Lines of data:
— BEGIN —

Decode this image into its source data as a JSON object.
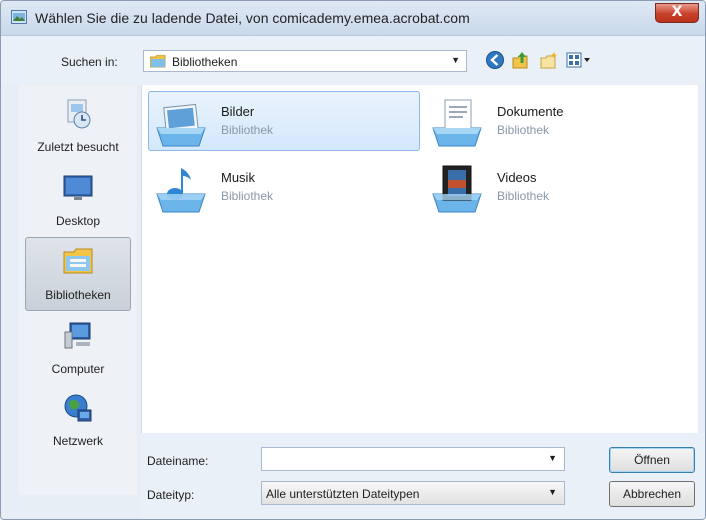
{
  "window": {
    "title": "Wählen Sie die zu ladende Datei, von comicademy.emea.acrobat.com",
    "close_label": "X"
  },
  "toolbar": {
    "lookin_label": "Suchen in:",
    "lookin_value": "Bibliotheken",
    "buttons": [
      "back-icon",
      "up-folder-icon",
      "new-folder-icon",
      "view-menu-icon"
    ]
  },
  "places": [
    {
      "label": "Zuletzt besucht",
      "icon": "recent-places-icon"
    },
    {
      "label": "Desktop",
      "icon": "desktop-icon"
    },
    {
      "label": "Bibliotheken",
      "icon": "libraries-icon",
      "selected": true
    },
    {
      "label": "Computer",
      "icon": "computer-icon"
    },
    {
      "label": "Netzwerk",
      "icon": "network-icon"
    }
  ],
  "items": [
    {
      "name": "Bilder",
      "type": "Bibliothek",
      "icon": "pictures-library-icon",
      "selected": true
    },
    {
      "name": "Dokumente",
      "type": "Bibliothek",
      "icon": "documents-library-icon"
    },
    {
      "name": "Musik",
      "type": "Bibliothek",
      "icon": "music-library-icon"
    },
    {
      "name": "Videos",
      "type": "Bibliothek",
      "icon": "videos-library-icon"
    }
  ],
  "bottom": {
    "filename_label": "Dateiname:",
    "filename_value": "",
    "filetype_label": "Dateityp:",
    "filetype_value": "Alle unterstützten Dateitypen",
    "open_label": "Öffnen",
    "cancel_label": "Abbrechen"
  },
  "colors": {
    "selection_fill": "#d5e8fb",
    "selection_border": "#8db8e5",
    "title_close_red": "#c8412b",
    "library_icon_blue": "#5aa4dc"
  }
}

— END —

(Task brief): Repeat each record exactly, with the pictures left out.

(In response):
Decode this image into its source data as a JSON object.
{
  "window": {
    "title": "Wählen Sie die zu ladende Datei, von comicademy.emea.acrobat.com",
    "close_label": "X"
  },
  "toolbar": {
    "lookin_label": "Suchen in:",
    "lookin_value": "Bibliotheken",
    "buttons": [
      "back-icon",
      "up-folder-icon",
      "new-folder-icon",
      "view-menu-icon"
    ]
  },
  "places": [
    {
      "label": "Zuletzt besucht",
      "icon": "recent-places-icon"
    },
    {
      "label": "Desktop",
      "icon": "desktop-icon"
    },
    {
      "label": "Bibliotheken",
      "icon": "libraries-icon",
      "selected": true
    },
    {
      "label": "Computer",
      "icon": "computer-icon"
    },
    {
      "label": "Netzwerk",
      "icon": "network-icon"
    }
  ],
  "items": [
    {
      "name": "Bilder",
      "type": "Bibliothek",
      "icon": "pictures-library-icon",
      "selected": true
    },
    {
      "name": "Dokumente",
      "type": "Bibliothek",
      "icon": "documents-library-icon"
    },
    {
      "name": "Musik",
      "type": "Bibliothek",
      "icon": "music-library-icon"
    },
    {
      "name": "Videos",
      "type": "Bibliothek",
      "icon": "videos-library-icon"
    }
  ],
  "bottom": {
    "filename_label": "Dateiname:",
    "filename_value": "",
    "filetype_label": "Dateityp:",
    "filetype_value": "Alle unterstützten Dateitypen",
    "open_label": "Öffnen",
    "cancel_label": "Abbrechen"
  },
  "colors": {
    "selection_fill": "#d5e8fb",
    "selection_border": "#8db8e5",
    "title_close_red": "#c8412b",
    "library_icon_blue": "#5aa4dc"
  }
}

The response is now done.